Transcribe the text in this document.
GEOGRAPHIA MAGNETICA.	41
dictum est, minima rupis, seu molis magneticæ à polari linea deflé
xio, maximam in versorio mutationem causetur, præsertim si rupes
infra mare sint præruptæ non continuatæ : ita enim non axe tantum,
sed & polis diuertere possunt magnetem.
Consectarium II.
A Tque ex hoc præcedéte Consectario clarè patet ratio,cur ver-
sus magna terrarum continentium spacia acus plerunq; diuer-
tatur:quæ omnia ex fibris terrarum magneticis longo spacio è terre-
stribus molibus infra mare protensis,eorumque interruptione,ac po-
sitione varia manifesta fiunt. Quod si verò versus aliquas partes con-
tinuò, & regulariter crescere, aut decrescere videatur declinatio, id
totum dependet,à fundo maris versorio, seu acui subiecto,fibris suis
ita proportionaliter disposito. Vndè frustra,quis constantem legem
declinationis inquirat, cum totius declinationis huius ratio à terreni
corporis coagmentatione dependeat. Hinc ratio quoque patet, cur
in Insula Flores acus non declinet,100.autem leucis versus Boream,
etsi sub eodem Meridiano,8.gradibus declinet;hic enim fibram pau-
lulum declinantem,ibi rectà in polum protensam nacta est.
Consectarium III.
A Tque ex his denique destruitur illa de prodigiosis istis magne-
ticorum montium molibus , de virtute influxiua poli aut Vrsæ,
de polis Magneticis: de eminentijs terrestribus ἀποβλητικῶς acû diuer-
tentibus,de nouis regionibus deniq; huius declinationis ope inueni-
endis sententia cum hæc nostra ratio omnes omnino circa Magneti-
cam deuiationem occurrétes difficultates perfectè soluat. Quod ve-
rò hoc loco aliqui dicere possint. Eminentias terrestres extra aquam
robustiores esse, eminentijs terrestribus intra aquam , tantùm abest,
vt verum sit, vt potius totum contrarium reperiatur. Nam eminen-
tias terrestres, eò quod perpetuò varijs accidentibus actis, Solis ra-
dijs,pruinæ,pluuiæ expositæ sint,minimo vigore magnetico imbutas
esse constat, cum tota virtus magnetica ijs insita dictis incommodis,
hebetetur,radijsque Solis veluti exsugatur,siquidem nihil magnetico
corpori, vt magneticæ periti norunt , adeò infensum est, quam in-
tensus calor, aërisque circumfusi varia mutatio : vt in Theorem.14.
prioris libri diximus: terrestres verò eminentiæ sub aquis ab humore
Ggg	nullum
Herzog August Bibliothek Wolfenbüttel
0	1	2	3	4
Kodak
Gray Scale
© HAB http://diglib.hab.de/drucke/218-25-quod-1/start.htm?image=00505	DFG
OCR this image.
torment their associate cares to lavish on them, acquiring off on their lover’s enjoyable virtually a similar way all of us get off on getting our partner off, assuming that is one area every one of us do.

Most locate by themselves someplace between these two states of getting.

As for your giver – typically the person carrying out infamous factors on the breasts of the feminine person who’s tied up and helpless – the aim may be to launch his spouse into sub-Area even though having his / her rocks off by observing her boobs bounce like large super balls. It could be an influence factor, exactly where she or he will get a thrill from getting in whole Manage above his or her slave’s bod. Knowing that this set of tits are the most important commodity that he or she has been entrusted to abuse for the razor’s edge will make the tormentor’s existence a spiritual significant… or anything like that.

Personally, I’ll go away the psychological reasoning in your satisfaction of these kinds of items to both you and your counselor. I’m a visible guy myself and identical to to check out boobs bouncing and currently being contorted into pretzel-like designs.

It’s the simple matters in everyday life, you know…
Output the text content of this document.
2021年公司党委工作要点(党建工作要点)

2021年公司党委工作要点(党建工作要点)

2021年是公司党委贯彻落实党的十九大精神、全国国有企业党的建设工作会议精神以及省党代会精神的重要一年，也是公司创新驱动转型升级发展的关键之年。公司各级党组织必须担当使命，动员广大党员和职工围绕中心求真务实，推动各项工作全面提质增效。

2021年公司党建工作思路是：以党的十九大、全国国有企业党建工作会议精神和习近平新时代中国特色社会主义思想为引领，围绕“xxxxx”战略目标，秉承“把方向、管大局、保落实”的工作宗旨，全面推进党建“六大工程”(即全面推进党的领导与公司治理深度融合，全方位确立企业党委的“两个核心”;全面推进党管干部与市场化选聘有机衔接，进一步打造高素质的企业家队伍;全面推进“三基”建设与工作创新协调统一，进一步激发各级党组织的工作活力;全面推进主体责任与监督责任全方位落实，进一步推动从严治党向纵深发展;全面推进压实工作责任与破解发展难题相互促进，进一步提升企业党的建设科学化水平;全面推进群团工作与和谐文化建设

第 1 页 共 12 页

***

■ **Task objective**: Set all of the records down again, exactly as they stand.

■ **Reply to the task**:
Transcribe the text in this document.
GEOGRAPHIA MAGNETICA.	41
dictum est, minima rupis, seu molis magneticæ à polari linea deflé
xio, maximam in versorio mutationem causetur, præsertim si rupes
infra mare sint præruptæ non continuatæ : ita enim non axe tantum,
sed & polis diuertere possunt magnetem.
Consectarium II.
A Tque ex hoc præcedéte Consectario clarè patet ratio,cur ver-
sus magna terrarum continentium spacia acus plerunq; diuer-
tatur:quæ omnia ex fibris terrarum magneticis longo spacio è terre-
stribus molibus infra mare protensis,eorumque interruptione,ac po-
sitione varia manifesta fiunt. Quod si verò versus aliquas partes con-
tinuò, & regulariter crescere, aut decrescere videatur declinatio, id
totum dependet,à fundo maris versorio, seu acui subiecto,fibris suis
ita proportionaliter disposito. Vndè frustra,quis constantem legem
declinationis inquirat, cum totius declinationis huius ratio à terreni
corporis coagmentatione dependeat. Hinc ratio quoque patet, cur
in Insula Flores acus non declinet,100.autem leucis versus Boream,
etsi sub eodem Meridiano,8.gradibus declinet;hic enim fibram pau-
lulum declinantem,ibi rectà in polum protensam nacta est.
Consectarium III.
A Tque ex his denique destruitur illa de prodigiosis istis magne-
ticorum montium molibus , de virtute influxiua poli aut Vrsæ,
de polis Magneticis: de eminentijs terrestribus ἀποβλητικῶς acû diuer-
tentibus,de nouis regionibus deniq; huius declinationis ope inueni-
endis sententia cum hæc nostra ratio omnes omnino circa Magneti-
cam deuiationem occurrétes difficultates perfectè soluat. Quod ve-
rò hoc loco aliqui dicere possint. Eminentias terrestres extra aquam
robustiores esse, eminentijs terrestribus intra aquam , tantùm abest,
vt verum sit, vt potius totum contrarium reperiatur. Nam eminen-
tias terrestres, eò quod perpetuò varijs accidentibus actis, Solis ra-
dijs,pruinæ,pluuiæ expositæ sint,minimo vigore magnetico imbutas
esse constat, cum tota virtus magnetica ijs insita dictis incommodis,
hebetetur,radijsque Solis veluti exsugatur,siquidem nihil magnetico
corpori, vt magneticæ periti norunt , adeò infensum est, quam in-
tensus calor, aërisque circumfusi varia mutatio : vt in Theorem.14.
prioris libri diximus: terrestres verò eminentiæ sub aquis ab humore
Ggg	nullum
Herzog August Bibliothek Wolfenbüttel
0	1	2	3	4
Kodak
Gray Scale
© HAB http://diglib.hab.de/drucke/218-25-quod-1/start.htm?image=00505	DFG
OCR this image.
torment their associate cares to lavish on them, acquiring off on their lover’s enjoyable virtually a similar way all of us get off on getting our partner off, assuming that is one area every one of us do.

Most locate by themselves someplace between these two states of getting.

As for your giver – typically the person carrying out infamous factors on the breasts of the feminine person who’s tied up and helpless – the aim may be to launch his spouse into sub-Area even though having his / her rocks off by observing her boobs bounce like large super balls. It could be an influence factor, exactly where she or he will get a thrill from getting in whole Manage above his or her slave’s bod. Knowing that this set of tits are the most important commodity that he or she has been entrusted to abuse for the razor’s edge will make the tormentor’s existence a spiritual significant… or anything like that.

Personally, I’ll go away the psychological reasoning in your satisfaction of these kinds of items to both you and your counselor. I’m a visible guy myself and identical to to check out boobs bouncing and currently being contorted into pretzel-like designs.

It’s the simple matters in everyday life, you know…
Output the text content of this document.
2021年公司党委工作要点(党建工作要点)

2021年公司党委工作要点(党建工作要点)

2021年是公司党委贯彻落实党的十九大精神、全国国有企业党的建设工作会议精神以及省党代会精神的重要一年，也是公司创新驱动转型升级发展的关键之年。公司各级党组织必须担当使命，动员广大党员和职工围绕中心求真务实，推动各项工作全面提质增效。

2021年公司党建工作思路是：以党的十九大、全国国有企业党建工作会议精神和习近平新时代中国特色社会主义思想为引领，围绕“xxxxx”战略目标，秉承“把方向、管大局、保落实”的工作宗旨，全面推进党建“六大工程”(即全面推进党的领导与公司治理深度融合，全方位确立企业党委的“两个核心”;全面推进党管干部与市场化选聘有机衔接，进一步打造高素质的企业家队伍;全面推进“三基”建设与工作创新协调统一，进一步激发各级党组织的工作活力;全面推进主体责任与监督责任全方位落实，进一步推动从严治党向纵深发展;全面推进压实工作责任与破解发展难题相互促进，进一步提升企业党的建设科学化水平;全面推进群团工作与和谐文化建设

第 1 页 共 12 页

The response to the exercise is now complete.